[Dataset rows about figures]
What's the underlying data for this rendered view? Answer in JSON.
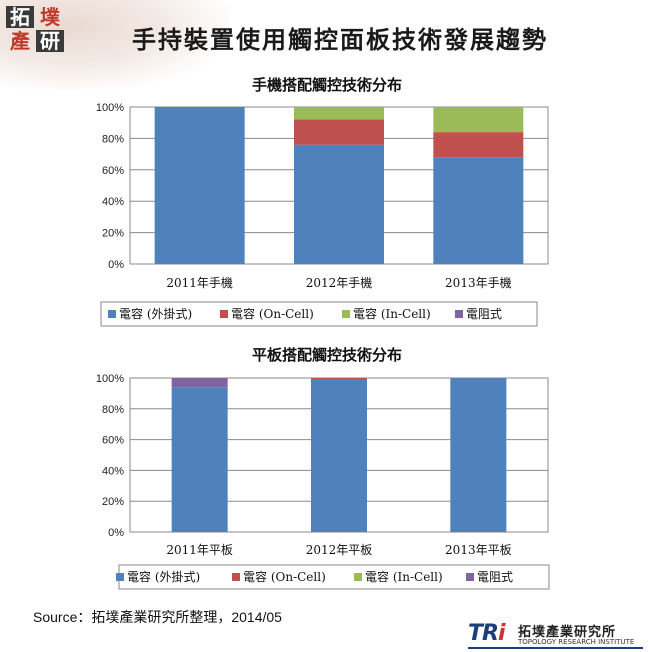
{
  "page": {
    "title": "手持裝置使用觸控面板技術發展趨勢",
    "source": "Source：拓墣產業研究所整理，2014/05"
  },
  "logo": {
    "chars": [
      "拓",
      "墣",
      "產",
      "研"
    ]
  },
  "tri_logo": {
    "mark_t": "TR",
    "mark_i": "i",
    "cn": "拓墣產業研究所",
    "en": "TOPOLOGY RESEARCH INSTITUTE"
  },
  "colors": {
    "series": [
      "#4f81bd",
      "#c0504d",
      "#9bbb59",
      "#8064a2"
    ]
  },
  "chart_data": [
    {
      "type": "bar",
      "stacked": true,
      "title": "手機搭配觸控技術分布",
      "categories": [
        "2011年手機",
        "2012年手機",
        "2013年手機"
      ],
      "series": [
        {
          "name": "電容 (外掛式)",
          "values": [
            100,
            76,
            68
          ]
        },
        {
          "name": "電容 (On-Cell)",
          "values": [
            0,
            16,
            16
          ]
        },
        {
          "name": "電容 (In-Cell)",
          "values": [
            0,
            8,
            16
          ]
        },
        {
          "name": "電阻式",
          "values": [
            0,
            0,
            0
          ]
        }
      ],
      "y_ticks": [
        "100%",
        "80%",
        "60%",
        "40%",
        "20%",
        "0%"
      ],
      "ylim": [
        0,
        100
      ],
      "grid": true,
      "legend": "bottom"
    },
    {
      "type": "bar",
      "stacked": true,
      "title": "平板搭配觸控技術分布",
      "categories": [
        "2011年平板",
        "2012年平板",
        "2013年平板"
      ],
      "series": [
        {
          "name": "電容 (外掛式)",
          "values": [
            94,
            99,
            100
          ]
        },
        {
          "name": "電容 (On-Cell)",
          "values": [
            0,
            1,
            0
          ]
        },
        {
          "name": "電容 (In-Cell)",
          "values": [
            0,
            0,
            0
          ]
        },
        {
          "name": "電阻式",
          "values": [
            6,
            0,
            0
          ]
        }
      ],
      "y_ticks": [
        "100%",
        "80%",
        "60%",
        "40%",
        "20%",
        "0%"
      ],
      "ylim": [
        0,
        100
      ],
      "grid": true,
      "legend": "bottom"
    }
  ]
}
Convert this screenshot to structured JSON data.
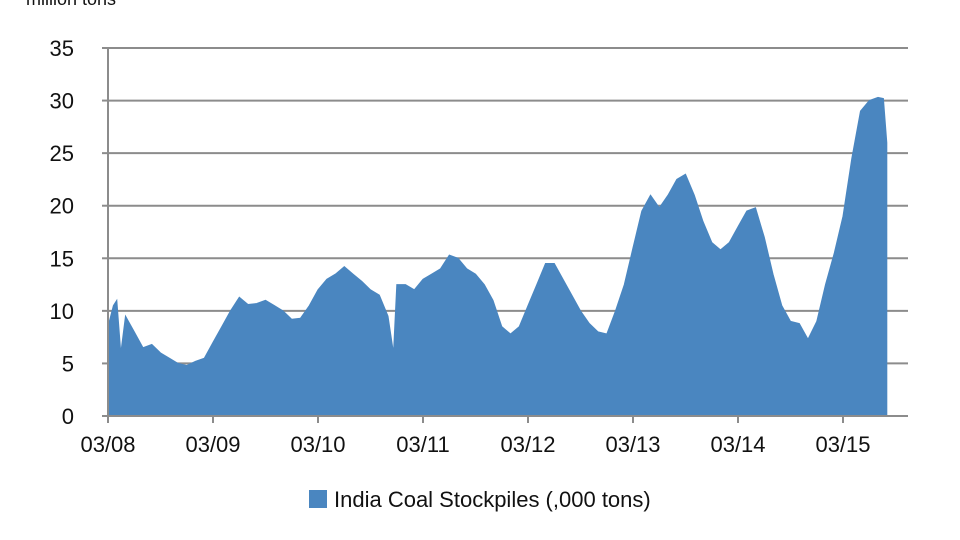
{
  "chart_data": {
    "type": "area",
    "unit_label": "million tons",
    "legend_position": "bottom",
    "grid": true,
    "ylim": [
      0,
      35
    ],
    "y_ticks": [
      0,
      5,
      10,
      15,
      20,
      25,
      30,
      35
    ],
    "x_ticks": [
      "03/08",
      "03/09",
      "03/10",
      "03/11",
      "03/12",
      "03/13",
      "03/14",
      "03/15"
    ],
    "x_range": [
      "2008-03",
      "2015-08"
    ],
    "series": [
      {
        "name": "India Coal Stockpiles (,000 tons)",
        "color": "#4a86c0",
        "points": [
          [
            "2008-03",
            8.5
          ],
          [
            "2008-03-20",
            10.5
          ],
          [
            "2008-04",
            11.0
          ],
          [
            "2008-04-15",
            6.0
          ],
          [
            "2008-05",
            9.5
          ],
          [
            "2008-06",
            8.0
          ],
          [
            "2008-07",
            6.5
          ],
          [
            "2008-08",
            6.8
          ],
          [
            "2008-09",
            6.0
          ],
          [
            "2008-10",
            5.5
          ],
          [
            "2008-11",
            5.0
          ],
          [
            "2008-12",
            4.8
          ],
          [
            "2009-01",
            5.2
          ],
          [
            "2009-02",
            5.5
          ],
          [
            "2009-03",
            7.0
          ],
          [
            "2009-04",
            8.5
          ],
          [
            "2009-05",
            10.0
          ],
          [
            "2009-06",
            11.3
          ],
          [
            "2009-07",
            10.6
          ],
          [
            "2009-08",
            10.7
          ],
          [
            "2009-09",
            11.0
          ],
          [
            "2009-10",
            10.5
          ],
          [
            "2009-11",
            10.0
          ],
          [
            "2009-12",
            9.2
          ],
          [
            "2010-01",
            9.3
          ],
          [
            "2010-02",
            10.5
          ],
          [
            "2010-03",
            12.0
          ],
          [
            "2010-04",
            13.0
          ],
          [
            "2010-05",
            13.5
          ],
          [
            "2010-06",
            14.2
          ],
          [
            "2010-07",
            13.5
          ],
          [
            "2010-08",
            12.8
          ],
          [
            "2010-09",
            12.0
          ],
          [
            "2010-10",
            11.5
          ],
          [
            "2010-11",
            9.5
          ],
          [
            "2010-11-20",
            6.0
          ],
          [
            "2010-12",
            12.5
          ],
          [
            "2011-01",
            12.5
          ],
          [
            "2011-02",
            12.0
          ],
          [
            "2011-03",
            13.0
          ],
          [
            "2011-04",
            13.5
          ],
          [
            "2011-05",
            14.0
          ],
          [
            "2011-06",
            15.3
          ],
          [
            "2011-07",
            15.0
          ],
          [
            "2011-08",
            14.0
          ],
          [
            "2011-09",
            13.5
          ],
          [
            "2011-10",
            12.5
          ],
          [
            "2011-11",
            11.0
          ],
          [
            "2011-12",
            8.5
          ],
          [
            "2012-01",
            7.8
          ],
          [
            "2012-02",
            8.5
          ],
          [
            "2012-03",
            10.5
          ],
          [
            "2012-04",
            12.5
          ],
          [
            "2012-05",
            14.5
          ],
          [
            "2012-06",
            14.5
          ],
          [
            "2012-07",
            13.0
          ],
          [
            "2012-08",
            11.5
          ],
          [
            "2012-09",
            10.0
          ],
          [
            "2012-10",
            8.8
          ],
          [
            "2012-11",
            8.0
          ],
          [
            "2012-12",
            7.8
          ],
          [
            "2013-01",
            10.0
          ],
          [
            "2013-02",
            12.5
          ],
          [
            "2013-03",
            16.0
          ],
          [
            "2013-04",
            19.5
          ],
          [
            "2013-05",
            21.0
          ],
          [
            "2013-06",
            19.8
          ],
          [
            "2013-07",
            21.0
          ],
          [
            "2013-08",
            22.5
          ],
          [
            "2013-09",
            23.0
          ],
          [
            "2013-10",
            21.0
          ],
          [
            "2013-11",
            18.5
          ],
          [
            "2013-12",
            16.5
          ],
          [
            "2014-01",
            15.8
          ],
          [
            "2014-02",
            16.5
          ],
          [
            "2014-03",
            18.0
          ],
          [
            "2014-04",
            19.5
          ],
          [
            "2014-05",
            19.8
          ],
          [
            "2014-06",
            17.0
          ],
          [
            "2014-07",
            13.5
          ],
          [
            "2014-08",
            10.5
          ],
          [
            "2014-09",
            9.0
          ],
          [
            "2014-10",
            8.8
          ],
          [
            "2014-11",
            7.3
          ],
          [
            "2014-12",
            9.0
          ],
          [
            "2015-01",
            12.5
          ],
          [
            "2015-02",
            15.5
          ],
          [
            "2015-03",
            19.0
          ],
          [
            "2015-04",
            24.5
          ],
          [
            "2015-05",
            29.0
          ],
          [
            "2015-06",
            30.0
          ],
          [
            "2015-07",
            30.3
          ],
          [
            "2015-07-20",
            30.2
          ],
          [
            "2015-08",
            26.0
          ]
        ]
      }
    ]
  }
}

* **TASK DETAILS**
Your task is to repeat the data above exactly while excluding the pictures.

* **TASK OUTPUT**
What's the underlying data for this rendered view? Answer in JSON.
{
  "page": {
    "title": "手持裝置使用觸控面板技術發展趨勢",
    "source": "Source：拓墣產業研究所整理，2014/05"
  },
  "logo": {
    "chars": [
      "拓",
      "墣",
      "產",
      "研"
    ]
  },
  "tri_logo": {
    "mark_t": "TR",
    "mark_i": "i",
    "cn": "拓墣產業研究所",
    "en": "TOPOLOGY RESEARCH INSTITUTE"
  },
  "colors": {
    "series": [
      "#4f81bd",
      "#c0504d",
      "#9bbb59",
      "#8064a2"
    ]
  },
  "chart_data": [
    {
      "type": "bar",
      "stacked": true,
      "title": "手機搭配觸控技術分布",
      "categories": [
        "2011年手機",
        "2012年手機",
        "2013年手機"
      ],
      "series": [
        {
          "name": "電容 (外掛式)",
          "values": [
            100,
            76,
            68
          ]
        },
        {
          "name": "電容 (On-Cell)",
          "values": [
            0,
            16,
            16
          ]
        },
        {
          "name": "電容 (In-Cell)",
          "values": [
            0,
            8,
            16
          ]
        },
        {
          "name": "電阻式",
          "values": [
            0,
            0,
            0
          ]
        }
      ],
      "y_ticks": [
        "100%",
        "80%",
        "60%",
        "40%",
        "20%",
        "0%"
      ],
      "ylim": [
        0,
        100
      ],
      "grid": true,
      "legend": "bottom"
    },
    {
      "type": "bar",
      "stacked": true,
      "title": "平板搭配觸控技術分布",
      "categories": [
        "2011年平板",
        "2012年平板",
        "2013年平板"
      ],
      "series": [
        {
          "name": "電容 (外掛式)",
          "values": [
            94,
            99,
            100
          ]
        },
        {
          "name": "電容 (On-Cell)",
          "values": [
            0,
            1,
            0
          ]
        },
        {
          "name": "電容 (In-Cell)",
          "values": [
            0,
            0,
            0
          ]
        },
        {
          "name": "電阻式",
          "values": [
            6,
            0,
            0
          ]
        }
      ],
      "y_ticks": [
        "100%",
        "80%",
        "60%",
        "40%",
        "20%",
        "0%"
      ],
      "ylim": [
        0,
        100
      ],
      "grid": true,
      "legend": "bottom"
    }
  ]
}
Convert this screenshot to structured JSON data.
{
  "chart_data": {
    "type": "area",
    "unit_label": "million tons",
    "legend_position": "bottom",
    "grid": true,
    "ylim": [
      0,
      35
    ],
    "y_ticks": [
      0,
      5,
      10,
      15,
      20,
      25,
      30,
      35
    ],
    "x_ticks": [
      "03/08",
      "03/09",
      "03/10",
      "03/11",
      "03/12",
      "03/13",
      "03/14",
      "03/15"
    ],
    "x_range": [
      "2008-03",
      "2015-08"
    ],
    "series": [
      {
        "name": "India Coal Stockpiles (,000 tons)",
        "color": "#4a86c0",
        "points": [
          [
            "2008-03",
            8.5
          ],
          [
            "2008-03-20",
            10.5
          ],
          [
            "2008-04",
            11.0
          ],
          [
            "2008-04-15",
            6.0
          ],
          [
            "2008-05",
            9.5
          ],
          [
            "2008-06",
            8.0
          ],
          [
            "2008-07",
            6.5
          ],
          [
            "2008-08",
            6.8
          ],
          [
            "2008-09",
            6.0
          ],
          [
            "2008-10",
            5.5
          ],
          [
            "2008-11",
            5.0
          ],
          [
            "2008-12",
            4.8
          ],
          [
            "2009-01",
            5.2
          ],
          [
            "2009-02",
            5.5
          ],
          [
            "2009-03",
            7.0
          ],
          [
            "2009-04",
            8.5
          ],
          [
            "2009-05",
            10.0
          ],
          [
            "2009-06",
            11.3
          ],
          [
            "2009-07",
            10.6
          ],
          [
            "2009-08",
            10.7
          ],
          [
            "2009-09",
            11.0
          ],
          [
            "2009-10",
            10.5
          ],
          [
            "2009-11",
            10.0
          ],
          [
            "2009-12",
            9.2
          ],
          [
            "2010-01",
            9.3
          ],
          [
            "2010-02",
            10.5
          ],
          [
            "2010-03",
            12.0
          ],
          [
            "2010-04",
            13.0
          ],
          [
            "2010-05",
            13.5
          ],
          [
            "2010-06",
            14.2
          ],
          [
            "2010-07",
            13.5
          ],
          [
            "2010-08",
            12.8
          ],
          [
            "2010-09",
            12.0
          ],
          [
            "2010-10",
            11.5
          ],
          [
            "2010-11",
            9.5
          ],
          [
            "2010-11-20",
            6.0
          ],
          [
            "2010-12",
            12.5
          ],
          [
            "2011-01",
            12.5
          ],
          [
            "2011-02",
            12.0
          ],
          [
            "2011-03",
            13.0
          ],
          [
            "2011-04",
            13.5
          ],
          [
            "2011-05",
            14.0
          ],
          [
            "2011-06",
            15.3
          ],
          [
            "2011-07",
            15.0
          ],
          [
            "2011-08",
            14.0
          ],
          [
            "2011-09",
            13.5
          ],
          [
            "2011-10",
            12.5
          ],
          [
            "2011-11",
            11.0
          ],
          [
            "2011-12",
            8.5
          ],
          [
            "2012-01",
            7.8
          ],
          [
            "2012-02",
            8.5
          ],
          [
            "2012-03",
            10.5
          ],
          [
            "2012-04",
            12.5
          ],
          [
            "2012-05",
            14.5
          ],
          [
            "2012-06",
            14.5
          ],
          [
            "2012-07",
            13.0
          ],
          [
            "2012-08",
            11.5
          ],
          [
            "2012-09",
            10.0
          ],
          [
            "2012-10",
            8.8
          ],
          [
            "2012-11",
            8.0
          ],
          [
            "2012-12",
            7.8
          ],
          [
            "2013-01",
            10.0
          ],
          [
            "2013-02",
            12.5
          ],
          [
            "2013-03",
            16.0
          ],
          [
            "2013-04",
            19.5
          ],
          [
            "2013-05",
            21.0
          ],
          [
            "2013-06",
            19.8
          ],
          [
            "2013-07",
            21.0
          ],
          [
            "2013-08",
            22.5
          ],
          [
            "2013-09",
            23.0
          ],
          [
            "2013-10",
            21.0
          ],
          [
            "2013-11",
            18.5
          ],
          [
            "2013-12",
            16.5
          ],
          [
            "2014-01",
            15.8
          ],
          [
            "2014-02",
            16.5
          ],
          [
            "2014-03",
            18.0
          ],
          [
            "2014-04",
            19.5
          ],
          [
            "2014-05",
            19.8
          ],
          [
            "2014-06",
            17.0
          ],
          [
            "2014-07",
            13.5
          ],
          [
            "2014-08",
            10.5
          ],
          [
            "2014-09",
            9.0
          ],
          [
            "2014-10",
            8.8
          ],
          [
            "2014-11",
            7.3
          ],
          [
            "2014-12",
            9.0
          ],
          [
            "2015-01",
            12.5
          ],
          [
            "2015-02",
            15.5
          ],
          [
            "2015-03",
            19.0
          ],
          [
            "2015-04",
            24.5
          ],
          [
            "2015-05",
            29.0
          ],
          [
            "2015-06",
            30.0
          ],
          [
            "2015-07",
            30.3
          ],
          [
            "2015-07-20",
            30.2
          ],
          [
            "2015-08",
            26.0
          ]
        ]
      }
    ]
  }
}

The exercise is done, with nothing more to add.